Extracted data entries:

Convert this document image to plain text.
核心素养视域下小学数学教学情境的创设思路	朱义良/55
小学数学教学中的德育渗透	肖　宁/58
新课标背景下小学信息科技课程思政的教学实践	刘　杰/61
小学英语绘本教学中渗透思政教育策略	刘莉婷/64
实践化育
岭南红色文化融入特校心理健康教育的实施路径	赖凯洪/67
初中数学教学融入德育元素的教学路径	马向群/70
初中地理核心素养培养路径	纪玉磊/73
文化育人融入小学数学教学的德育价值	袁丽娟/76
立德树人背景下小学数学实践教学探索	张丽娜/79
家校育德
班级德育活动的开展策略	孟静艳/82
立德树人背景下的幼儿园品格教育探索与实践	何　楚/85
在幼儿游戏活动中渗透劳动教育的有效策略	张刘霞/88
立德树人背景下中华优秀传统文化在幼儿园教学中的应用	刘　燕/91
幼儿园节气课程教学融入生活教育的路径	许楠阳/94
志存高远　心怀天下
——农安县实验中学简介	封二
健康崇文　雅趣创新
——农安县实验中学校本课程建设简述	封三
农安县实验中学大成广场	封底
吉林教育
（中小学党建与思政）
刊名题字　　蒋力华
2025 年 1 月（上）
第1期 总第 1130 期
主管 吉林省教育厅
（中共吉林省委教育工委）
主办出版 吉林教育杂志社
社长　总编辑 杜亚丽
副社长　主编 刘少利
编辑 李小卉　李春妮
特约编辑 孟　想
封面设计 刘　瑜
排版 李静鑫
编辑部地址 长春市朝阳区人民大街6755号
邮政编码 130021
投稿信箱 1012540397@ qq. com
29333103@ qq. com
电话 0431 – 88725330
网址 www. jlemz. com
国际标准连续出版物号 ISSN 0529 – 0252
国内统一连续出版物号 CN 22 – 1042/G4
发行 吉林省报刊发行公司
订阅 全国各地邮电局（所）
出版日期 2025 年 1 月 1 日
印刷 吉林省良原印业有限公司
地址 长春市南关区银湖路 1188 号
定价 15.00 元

- **Goal**: Each record above should be repeated exactly as it appears.

- **Problem solution**:
Convert this document image to plain text.
核心素养视域下小学数学教学情境的创设思路	朱义良/55
小学数学教学中的德育渗透	肖　宁/58
新课标背景下小学信息科技课程思政的教学实践	刘　杰/61
小学英语绘本教学中渗透思政教育策略	刘莉婷/64
实践化育
岭南红色文化融入特校心理健康教育的实施路径	赖凯洪/67
初中数学教学融入德育元素的教学路径	马向群/70
初中地理核心素养培养路径	纪玉磊/73
文化育人融入小学数学教学的德育价值	袁丽娟/76
立德树人背景下小学数学实践教学探索	张丽娜/79
家校育德
班级德育活动的开展策略	孟静艳/82
立德树人背景下的幼儿园品格教育探索与实践	何　楚/85
在幼儿游戏活动中渗透劳动教育的有效策略	张刘霞/88
立德树人背景下中华优秀传统文化在幼儿园教学中的应用	刘　燕/91
幼儿园节气课程教学融入生活教育的路径	许楠阳/94
志存高远　心怀天下
——农安县实验中学简介	封二
健康崇文　雅趣创新
——农安县实验中学校本课程建设简述	封三
农安县实验中学大成广场	封底
吉林教育
（中小学党建与思政）
刊名题字　　蒋力华
2025 年 1 月（上）
第1期 总第 1130 期
主管 吉林省教育厅
（中共吉林省委教育工委）
主办出版 吉林教育杂志社
社长　总编辑 杜亚丽
副社长　主编 刘少利
编辑 李小卉　李春妮
特约编辑 孟　想
封面设计 刘　瑜
排版 李静鑫
编辑部地址 长春市朝阳区人民大街6755号
邮政编码 130021
投稿信箱 1012540397@ qq. com
29333103@ qq. com
电话 0431 – 88725330
网址 www. jlemz. com
国际标准连续出版物号 ISSN 0529 – 0252
国内统一连续出版物号 CN 22 – 1042/G4
发行 吉林省报刊发行公司
订阅 全国各地邮电局（所）
出版日期 2025 年 1 月 1 日
印刷 吉林省良原印业有限公司
地址 长春市南关区银湖路 1188 号
定价 15.00 元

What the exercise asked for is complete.